= PROBLEM REQUIREMENTS =
Using the listing below, extract each line that has the word "NYMEX" in it.

= Stored items from a collection =
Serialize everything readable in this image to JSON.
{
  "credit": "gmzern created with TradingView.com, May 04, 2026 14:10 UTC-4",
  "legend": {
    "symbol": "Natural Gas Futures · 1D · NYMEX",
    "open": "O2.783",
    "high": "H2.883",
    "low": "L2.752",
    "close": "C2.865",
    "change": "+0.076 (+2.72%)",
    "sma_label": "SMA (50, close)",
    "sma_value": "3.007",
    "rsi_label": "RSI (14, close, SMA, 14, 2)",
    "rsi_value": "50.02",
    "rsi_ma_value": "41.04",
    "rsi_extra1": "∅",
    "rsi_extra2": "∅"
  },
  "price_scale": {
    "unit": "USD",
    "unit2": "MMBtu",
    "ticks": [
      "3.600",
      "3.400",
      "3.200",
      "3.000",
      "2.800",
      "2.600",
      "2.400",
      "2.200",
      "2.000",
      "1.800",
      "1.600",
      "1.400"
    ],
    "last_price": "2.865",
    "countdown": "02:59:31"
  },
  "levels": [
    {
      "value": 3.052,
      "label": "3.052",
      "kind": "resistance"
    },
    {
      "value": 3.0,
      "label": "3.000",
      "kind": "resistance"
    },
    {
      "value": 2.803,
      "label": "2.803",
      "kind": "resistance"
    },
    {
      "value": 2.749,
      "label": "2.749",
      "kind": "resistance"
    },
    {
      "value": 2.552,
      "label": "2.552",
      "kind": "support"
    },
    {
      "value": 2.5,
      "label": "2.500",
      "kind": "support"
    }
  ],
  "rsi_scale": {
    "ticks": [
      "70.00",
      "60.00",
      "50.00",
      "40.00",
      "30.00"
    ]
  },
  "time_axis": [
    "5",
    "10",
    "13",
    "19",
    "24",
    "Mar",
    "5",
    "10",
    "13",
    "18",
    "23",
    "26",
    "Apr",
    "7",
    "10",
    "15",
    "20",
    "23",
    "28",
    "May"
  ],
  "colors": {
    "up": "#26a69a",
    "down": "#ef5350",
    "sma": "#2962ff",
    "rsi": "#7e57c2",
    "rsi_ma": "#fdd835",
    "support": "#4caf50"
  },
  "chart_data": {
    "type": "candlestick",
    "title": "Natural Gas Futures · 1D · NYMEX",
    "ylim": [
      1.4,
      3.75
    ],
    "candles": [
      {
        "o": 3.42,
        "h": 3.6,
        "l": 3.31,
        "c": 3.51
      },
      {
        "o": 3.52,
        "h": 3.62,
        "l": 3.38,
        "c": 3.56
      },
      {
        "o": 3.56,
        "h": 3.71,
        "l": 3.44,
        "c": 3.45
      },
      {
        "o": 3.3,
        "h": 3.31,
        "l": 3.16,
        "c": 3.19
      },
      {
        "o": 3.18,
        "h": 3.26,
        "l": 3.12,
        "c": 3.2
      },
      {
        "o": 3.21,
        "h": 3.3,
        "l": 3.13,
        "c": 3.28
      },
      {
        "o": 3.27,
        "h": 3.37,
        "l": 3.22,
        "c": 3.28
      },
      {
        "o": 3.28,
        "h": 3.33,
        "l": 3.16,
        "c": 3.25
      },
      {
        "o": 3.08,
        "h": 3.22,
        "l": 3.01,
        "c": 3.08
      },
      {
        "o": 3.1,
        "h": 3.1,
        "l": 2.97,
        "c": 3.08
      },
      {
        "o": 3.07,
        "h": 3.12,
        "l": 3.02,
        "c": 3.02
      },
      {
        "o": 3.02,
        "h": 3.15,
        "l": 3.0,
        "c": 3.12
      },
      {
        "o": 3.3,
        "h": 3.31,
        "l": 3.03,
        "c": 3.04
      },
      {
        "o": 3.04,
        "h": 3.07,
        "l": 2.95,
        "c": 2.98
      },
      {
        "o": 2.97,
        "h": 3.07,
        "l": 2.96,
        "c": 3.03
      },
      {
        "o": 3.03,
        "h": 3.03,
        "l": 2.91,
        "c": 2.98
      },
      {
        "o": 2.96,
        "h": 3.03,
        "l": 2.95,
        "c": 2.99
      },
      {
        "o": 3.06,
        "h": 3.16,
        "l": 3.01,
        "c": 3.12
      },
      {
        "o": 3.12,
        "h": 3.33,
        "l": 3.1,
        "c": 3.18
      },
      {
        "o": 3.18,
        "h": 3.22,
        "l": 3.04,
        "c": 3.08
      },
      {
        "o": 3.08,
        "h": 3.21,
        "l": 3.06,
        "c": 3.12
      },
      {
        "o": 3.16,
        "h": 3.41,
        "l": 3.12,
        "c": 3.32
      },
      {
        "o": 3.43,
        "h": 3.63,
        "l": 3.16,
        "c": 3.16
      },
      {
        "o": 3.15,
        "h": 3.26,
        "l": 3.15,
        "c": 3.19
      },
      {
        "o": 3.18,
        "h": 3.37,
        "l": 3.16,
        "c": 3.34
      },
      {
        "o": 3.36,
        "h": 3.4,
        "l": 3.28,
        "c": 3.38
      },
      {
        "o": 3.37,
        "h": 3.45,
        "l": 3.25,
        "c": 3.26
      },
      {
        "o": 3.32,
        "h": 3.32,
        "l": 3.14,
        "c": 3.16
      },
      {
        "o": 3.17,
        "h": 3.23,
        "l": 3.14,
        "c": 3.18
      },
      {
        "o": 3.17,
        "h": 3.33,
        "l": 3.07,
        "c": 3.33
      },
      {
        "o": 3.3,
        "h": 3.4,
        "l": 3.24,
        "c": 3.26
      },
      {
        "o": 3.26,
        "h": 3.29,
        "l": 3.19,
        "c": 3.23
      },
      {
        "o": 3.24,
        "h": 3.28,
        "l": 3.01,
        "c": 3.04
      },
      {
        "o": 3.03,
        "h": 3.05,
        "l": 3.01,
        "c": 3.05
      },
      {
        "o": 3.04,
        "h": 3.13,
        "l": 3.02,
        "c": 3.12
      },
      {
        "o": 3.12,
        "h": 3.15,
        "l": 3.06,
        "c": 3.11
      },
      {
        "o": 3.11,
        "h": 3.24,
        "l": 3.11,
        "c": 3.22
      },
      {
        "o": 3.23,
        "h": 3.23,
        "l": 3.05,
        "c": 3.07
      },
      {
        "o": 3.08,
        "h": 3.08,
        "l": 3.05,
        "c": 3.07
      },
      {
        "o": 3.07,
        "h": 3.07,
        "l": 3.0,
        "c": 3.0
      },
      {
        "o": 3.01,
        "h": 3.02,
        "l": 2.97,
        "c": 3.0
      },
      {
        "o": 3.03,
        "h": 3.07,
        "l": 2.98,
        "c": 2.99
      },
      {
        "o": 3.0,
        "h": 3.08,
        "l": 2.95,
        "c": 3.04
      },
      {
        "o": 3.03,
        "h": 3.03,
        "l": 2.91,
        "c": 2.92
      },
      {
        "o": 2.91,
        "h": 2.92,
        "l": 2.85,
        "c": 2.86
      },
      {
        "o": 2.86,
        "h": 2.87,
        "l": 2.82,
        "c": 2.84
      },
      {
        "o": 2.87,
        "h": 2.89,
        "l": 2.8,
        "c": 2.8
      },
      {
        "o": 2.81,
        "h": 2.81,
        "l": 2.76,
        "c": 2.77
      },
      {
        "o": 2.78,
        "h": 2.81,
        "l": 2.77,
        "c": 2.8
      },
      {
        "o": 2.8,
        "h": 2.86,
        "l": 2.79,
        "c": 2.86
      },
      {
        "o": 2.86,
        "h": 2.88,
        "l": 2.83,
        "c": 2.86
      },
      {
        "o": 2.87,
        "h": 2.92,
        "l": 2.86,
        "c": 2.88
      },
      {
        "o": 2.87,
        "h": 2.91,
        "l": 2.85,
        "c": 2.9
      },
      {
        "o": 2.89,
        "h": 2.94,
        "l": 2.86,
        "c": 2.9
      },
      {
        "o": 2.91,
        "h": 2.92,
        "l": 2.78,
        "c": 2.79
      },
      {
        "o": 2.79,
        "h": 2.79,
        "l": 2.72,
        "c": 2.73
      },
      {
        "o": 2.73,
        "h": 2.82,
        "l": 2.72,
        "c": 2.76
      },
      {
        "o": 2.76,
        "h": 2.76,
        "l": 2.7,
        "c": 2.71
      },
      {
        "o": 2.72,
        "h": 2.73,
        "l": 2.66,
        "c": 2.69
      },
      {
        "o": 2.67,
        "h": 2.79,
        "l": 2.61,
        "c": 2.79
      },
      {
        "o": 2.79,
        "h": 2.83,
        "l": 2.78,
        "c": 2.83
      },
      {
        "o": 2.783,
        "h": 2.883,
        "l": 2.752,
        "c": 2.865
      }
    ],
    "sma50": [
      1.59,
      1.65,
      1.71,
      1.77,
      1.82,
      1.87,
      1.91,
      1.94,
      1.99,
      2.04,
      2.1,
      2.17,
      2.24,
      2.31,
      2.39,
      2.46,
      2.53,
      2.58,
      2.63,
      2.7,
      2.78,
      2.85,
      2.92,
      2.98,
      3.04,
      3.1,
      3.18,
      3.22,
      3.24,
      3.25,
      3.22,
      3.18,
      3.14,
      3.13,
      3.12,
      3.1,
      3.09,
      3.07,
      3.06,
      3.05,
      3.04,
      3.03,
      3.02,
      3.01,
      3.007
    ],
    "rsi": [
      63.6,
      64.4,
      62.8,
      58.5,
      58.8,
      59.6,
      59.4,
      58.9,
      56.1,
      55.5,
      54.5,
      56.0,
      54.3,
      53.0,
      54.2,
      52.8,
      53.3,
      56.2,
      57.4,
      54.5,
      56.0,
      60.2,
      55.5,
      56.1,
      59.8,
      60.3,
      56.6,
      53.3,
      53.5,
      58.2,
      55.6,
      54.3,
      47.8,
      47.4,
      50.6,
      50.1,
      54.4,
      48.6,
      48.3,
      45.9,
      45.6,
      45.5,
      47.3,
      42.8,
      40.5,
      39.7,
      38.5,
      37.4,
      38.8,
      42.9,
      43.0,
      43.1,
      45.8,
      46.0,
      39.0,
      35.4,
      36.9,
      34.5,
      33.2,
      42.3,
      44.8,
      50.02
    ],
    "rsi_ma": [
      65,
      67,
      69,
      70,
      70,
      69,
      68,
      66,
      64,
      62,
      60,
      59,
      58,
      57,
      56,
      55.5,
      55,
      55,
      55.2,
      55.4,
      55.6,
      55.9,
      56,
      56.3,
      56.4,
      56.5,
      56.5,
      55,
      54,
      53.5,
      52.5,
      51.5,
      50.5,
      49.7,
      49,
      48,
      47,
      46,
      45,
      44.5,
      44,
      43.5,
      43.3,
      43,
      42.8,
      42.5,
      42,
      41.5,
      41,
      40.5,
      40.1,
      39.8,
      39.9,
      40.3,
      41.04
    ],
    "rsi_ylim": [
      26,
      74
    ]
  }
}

= TASK ANSWER =
    "symbol": "Natural Gas Futures · 1D · NYMEX",
    "title": "Natural Gas Futures · 1D · NYMEX",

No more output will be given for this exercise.